* WORK TO DO:
Review the listing and copy each line that holds the word "imposition".

* DATA FOR THE TASK:
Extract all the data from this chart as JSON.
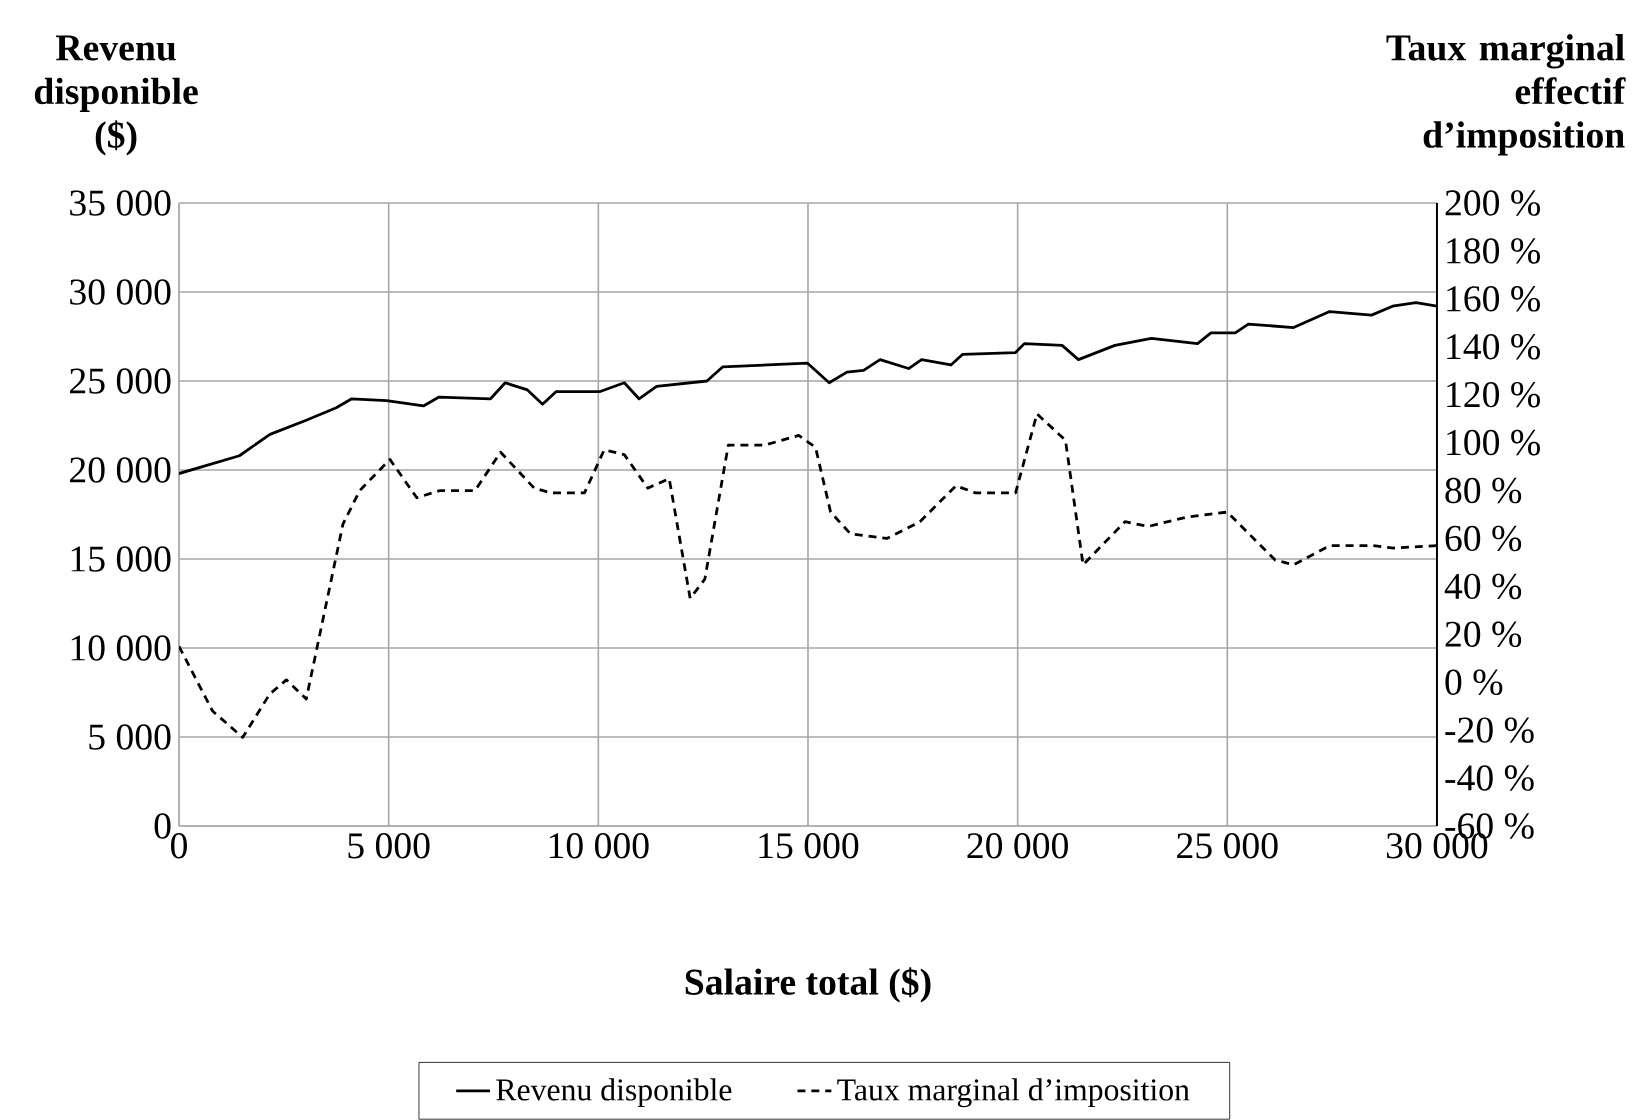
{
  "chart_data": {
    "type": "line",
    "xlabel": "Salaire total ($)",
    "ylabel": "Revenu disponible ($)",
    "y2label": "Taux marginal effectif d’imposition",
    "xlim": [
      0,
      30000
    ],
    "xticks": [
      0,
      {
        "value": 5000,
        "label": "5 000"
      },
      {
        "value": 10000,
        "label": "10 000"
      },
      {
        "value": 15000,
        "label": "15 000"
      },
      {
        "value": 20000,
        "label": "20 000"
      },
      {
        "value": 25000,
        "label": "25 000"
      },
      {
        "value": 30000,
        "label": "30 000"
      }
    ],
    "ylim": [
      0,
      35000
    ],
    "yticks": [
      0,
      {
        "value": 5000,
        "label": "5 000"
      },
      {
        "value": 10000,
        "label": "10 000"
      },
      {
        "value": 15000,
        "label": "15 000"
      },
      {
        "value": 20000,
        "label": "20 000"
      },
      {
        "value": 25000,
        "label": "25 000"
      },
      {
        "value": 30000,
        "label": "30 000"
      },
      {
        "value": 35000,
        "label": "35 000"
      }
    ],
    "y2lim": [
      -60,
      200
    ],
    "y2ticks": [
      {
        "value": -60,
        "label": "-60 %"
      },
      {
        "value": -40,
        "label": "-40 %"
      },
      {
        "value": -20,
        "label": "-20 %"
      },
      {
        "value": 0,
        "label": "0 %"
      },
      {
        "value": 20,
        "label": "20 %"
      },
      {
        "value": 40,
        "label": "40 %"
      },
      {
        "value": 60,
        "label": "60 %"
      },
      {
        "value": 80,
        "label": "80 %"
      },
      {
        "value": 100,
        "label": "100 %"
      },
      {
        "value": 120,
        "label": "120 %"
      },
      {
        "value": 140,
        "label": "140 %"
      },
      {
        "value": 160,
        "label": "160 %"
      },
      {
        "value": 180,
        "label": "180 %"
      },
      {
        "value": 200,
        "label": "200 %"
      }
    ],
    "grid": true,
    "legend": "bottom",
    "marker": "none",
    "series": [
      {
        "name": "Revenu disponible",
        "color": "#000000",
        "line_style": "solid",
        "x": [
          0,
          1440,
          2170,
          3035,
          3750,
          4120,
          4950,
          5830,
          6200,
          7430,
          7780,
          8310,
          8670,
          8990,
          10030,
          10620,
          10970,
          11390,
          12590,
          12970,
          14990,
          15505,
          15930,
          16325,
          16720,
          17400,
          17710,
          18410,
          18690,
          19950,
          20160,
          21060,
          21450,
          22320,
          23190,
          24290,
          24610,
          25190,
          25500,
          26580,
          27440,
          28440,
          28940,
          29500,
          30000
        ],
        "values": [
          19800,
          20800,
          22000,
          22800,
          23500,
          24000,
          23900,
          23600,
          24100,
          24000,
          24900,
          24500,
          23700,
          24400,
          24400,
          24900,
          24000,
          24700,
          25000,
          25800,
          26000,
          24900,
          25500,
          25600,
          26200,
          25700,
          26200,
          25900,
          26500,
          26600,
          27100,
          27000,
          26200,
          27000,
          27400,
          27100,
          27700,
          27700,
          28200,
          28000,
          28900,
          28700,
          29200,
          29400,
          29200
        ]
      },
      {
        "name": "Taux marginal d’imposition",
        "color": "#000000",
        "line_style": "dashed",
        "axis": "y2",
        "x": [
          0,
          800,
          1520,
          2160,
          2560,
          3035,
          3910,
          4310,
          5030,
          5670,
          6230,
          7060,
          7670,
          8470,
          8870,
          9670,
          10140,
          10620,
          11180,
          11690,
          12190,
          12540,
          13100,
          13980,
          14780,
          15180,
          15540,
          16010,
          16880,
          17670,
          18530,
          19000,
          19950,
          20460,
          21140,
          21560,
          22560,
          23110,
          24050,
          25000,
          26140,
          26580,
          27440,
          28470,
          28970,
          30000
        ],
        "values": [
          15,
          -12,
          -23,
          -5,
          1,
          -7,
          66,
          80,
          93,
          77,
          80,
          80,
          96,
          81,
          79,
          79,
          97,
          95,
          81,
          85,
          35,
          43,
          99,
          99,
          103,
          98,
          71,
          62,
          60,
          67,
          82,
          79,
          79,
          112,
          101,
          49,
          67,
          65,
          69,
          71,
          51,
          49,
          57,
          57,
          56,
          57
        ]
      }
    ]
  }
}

==

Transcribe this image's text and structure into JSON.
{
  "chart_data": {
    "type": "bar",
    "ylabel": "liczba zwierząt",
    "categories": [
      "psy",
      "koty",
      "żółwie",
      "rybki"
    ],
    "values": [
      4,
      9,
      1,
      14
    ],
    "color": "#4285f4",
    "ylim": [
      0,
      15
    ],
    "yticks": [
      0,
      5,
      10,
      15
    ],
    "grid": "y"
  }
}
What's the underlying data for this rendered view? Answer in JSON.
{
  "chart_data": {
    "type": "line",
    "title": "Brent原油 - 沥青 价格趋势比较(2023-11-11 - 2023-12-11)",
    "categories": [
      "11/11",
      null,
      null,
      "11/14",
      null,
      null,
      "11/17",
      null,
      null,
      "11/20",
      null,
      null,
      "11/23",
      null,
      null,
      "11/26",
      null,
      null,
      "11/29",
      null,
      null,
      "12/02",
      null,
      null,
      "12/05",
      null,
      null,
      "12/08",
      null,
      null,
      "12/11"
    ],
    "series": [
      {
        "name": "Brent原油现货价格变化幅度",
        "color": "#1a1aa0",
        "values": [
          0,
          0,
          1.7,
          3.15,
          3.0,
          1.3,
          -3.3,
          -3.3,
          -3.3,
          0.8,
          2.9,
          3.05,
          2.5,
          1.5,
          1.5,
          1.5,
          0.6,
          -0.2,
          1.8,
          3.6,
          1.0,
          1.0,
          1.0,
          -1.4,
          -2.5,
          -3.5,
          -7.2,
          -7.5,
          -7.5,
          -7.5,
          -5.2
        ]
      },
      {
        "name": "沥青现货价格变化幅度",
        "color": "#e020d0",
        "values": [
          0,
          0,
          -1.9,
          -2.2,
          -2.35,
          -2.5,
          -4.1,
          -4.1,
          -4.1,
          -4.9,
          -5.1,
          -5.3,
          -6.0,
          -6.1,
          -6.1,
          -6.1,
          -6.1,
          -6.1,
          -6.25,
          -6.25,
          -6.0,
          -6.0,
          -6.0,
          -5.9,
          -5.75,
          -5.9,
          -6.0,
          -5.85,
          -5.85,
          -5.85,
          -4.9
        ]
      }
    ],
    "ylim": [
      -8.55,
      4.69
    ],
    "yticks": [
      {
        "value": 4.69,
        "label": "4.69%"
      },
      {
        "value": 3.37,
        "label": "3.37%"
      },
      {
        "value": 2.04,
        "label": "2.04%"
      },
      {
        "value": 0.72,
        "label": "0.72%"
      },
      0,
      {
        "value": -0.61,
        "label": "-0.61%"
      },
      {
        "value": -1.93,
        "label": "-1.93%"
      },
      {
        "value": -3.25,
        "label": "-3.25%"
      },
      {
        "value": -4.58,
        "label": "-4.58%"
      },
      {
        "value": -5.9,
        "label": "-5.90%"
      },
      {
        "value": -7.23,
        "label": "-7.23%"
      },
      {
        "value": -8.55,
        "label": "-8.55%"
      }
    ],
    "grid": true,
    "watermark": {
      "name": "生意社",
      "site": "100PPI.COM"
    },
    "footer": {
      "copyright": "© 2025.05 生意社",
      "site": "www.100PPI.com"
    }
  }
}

---

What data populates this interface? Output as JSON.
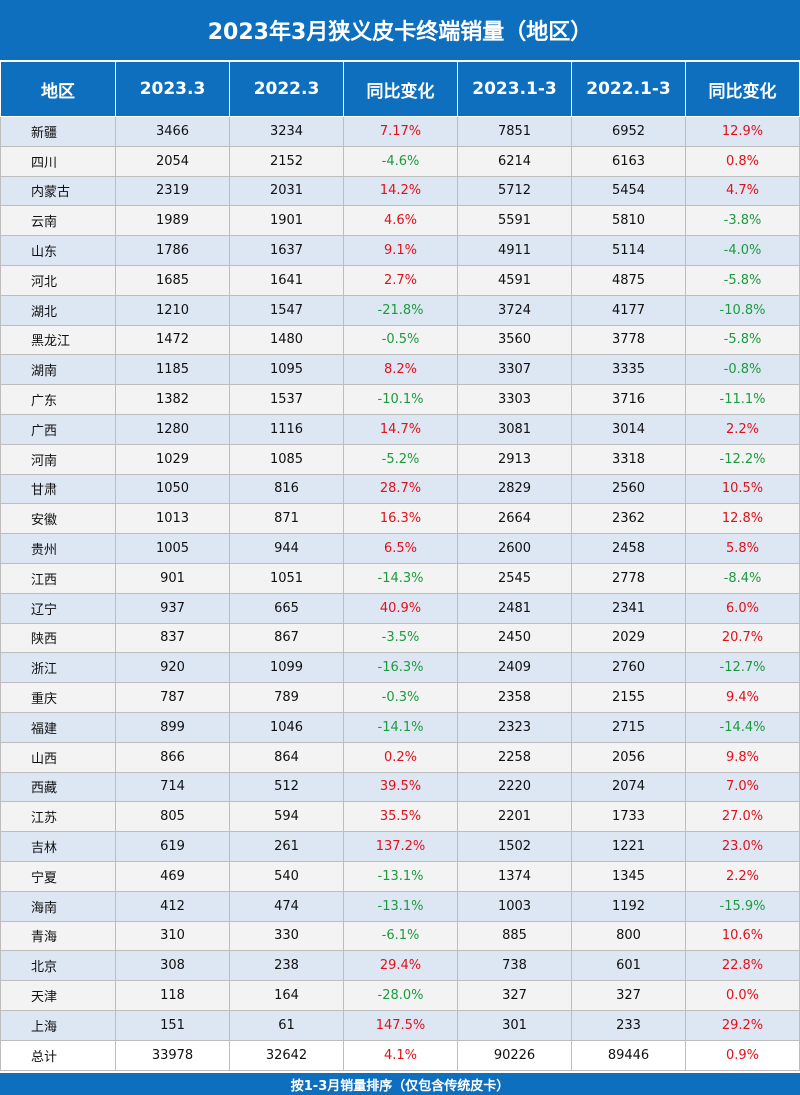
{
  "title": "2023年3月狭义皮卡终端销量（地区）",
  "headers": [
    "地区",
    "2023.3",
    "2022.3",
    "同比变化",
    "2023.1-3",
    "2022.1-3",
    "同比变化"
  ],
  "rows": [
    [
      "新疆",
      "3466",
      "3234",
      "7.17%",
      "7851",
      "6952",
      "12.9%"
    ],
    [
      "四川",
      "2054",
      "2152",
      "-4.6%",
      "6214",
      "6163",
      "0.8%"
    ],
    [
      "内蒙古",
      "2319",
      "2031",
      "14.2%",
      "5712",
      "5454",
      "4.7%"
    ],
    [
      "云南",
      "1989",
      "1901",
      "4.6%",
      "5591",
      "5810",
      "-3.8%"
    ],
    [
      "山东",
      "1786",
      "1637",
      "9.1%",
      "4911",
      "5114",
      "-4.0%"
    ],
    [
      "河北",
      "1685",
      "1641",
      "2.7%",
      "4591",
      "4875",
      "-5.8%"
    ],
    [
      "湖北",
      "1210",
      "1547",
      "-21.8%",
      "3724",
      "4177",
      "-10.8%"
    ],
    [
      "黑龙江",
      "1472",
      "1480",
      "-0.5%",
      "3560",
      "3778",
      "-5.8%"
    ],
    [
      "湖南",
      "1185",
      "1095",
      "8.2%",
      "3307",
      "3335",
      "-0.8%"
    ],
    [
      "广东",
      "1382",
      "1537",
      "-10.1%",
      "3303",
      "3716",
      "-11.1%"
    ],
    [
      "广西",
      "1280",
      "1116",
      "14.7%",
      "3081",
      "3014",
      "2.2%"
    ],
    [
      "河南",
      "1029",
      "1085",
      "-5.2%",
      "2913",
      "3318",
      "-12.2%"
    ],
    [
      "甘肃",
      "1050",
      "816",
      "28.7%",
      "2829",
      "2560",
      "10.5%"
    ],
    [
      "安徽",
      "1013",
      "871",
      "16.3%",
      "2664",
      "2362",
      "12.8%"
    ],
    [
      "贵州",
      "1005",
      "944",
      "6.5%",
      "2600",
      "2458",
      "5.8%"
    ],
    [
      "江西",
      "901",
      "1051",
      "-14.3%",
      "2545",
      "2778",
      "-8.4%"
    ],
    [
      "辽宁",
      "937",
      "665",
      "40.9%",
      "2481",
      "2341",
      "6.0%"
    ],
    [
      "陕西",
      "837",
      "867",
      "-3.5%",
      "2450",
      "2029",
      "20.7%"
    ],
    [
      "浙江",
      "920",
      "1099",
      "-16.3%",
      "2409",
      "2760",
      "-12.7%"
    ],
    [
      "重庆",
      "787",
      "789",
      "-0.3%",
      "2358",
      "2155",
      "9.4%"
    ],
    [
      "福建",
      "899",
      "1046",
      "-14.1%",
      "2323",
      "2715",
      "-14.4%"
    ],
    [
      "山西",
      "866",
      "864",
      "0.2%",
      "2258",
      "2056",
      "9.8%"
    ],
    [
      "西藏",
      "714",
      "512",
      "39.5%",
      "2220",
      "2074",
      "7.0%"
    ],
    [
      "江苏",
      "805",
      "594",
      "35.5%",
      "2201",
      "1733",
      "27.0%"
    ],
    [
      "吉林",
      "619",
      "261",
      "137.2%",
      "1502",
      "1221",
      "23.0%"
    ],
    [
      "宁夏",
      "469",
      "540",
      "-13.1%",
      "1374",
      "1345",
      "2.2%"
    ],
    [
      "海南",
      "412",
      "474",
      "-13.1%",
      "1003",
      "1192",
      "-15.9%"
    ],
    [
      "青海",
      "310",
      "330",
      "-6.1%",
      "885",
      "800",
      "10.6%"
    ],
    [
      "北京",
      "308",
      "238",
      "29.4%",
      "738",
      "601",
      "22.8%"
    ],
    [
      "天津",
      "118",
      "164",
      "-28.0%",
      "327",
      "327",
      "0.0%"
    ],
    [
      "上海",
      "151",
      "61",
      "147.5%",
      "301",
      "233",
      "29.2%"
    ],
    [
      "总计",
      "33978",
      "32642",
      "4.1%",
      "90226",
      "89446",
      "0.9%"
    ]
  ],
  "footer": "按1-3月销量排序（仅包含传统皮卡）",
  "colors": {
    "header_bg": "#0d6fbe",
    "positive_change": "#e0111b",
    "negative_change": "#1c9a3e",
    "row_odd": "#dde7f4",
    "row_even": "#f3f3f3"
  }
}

* SOLUTION TO THE EXERCISE:
    "y2label": "Taux marginal effectif d’imposition",
        "name": "Taux marginal d’imposition",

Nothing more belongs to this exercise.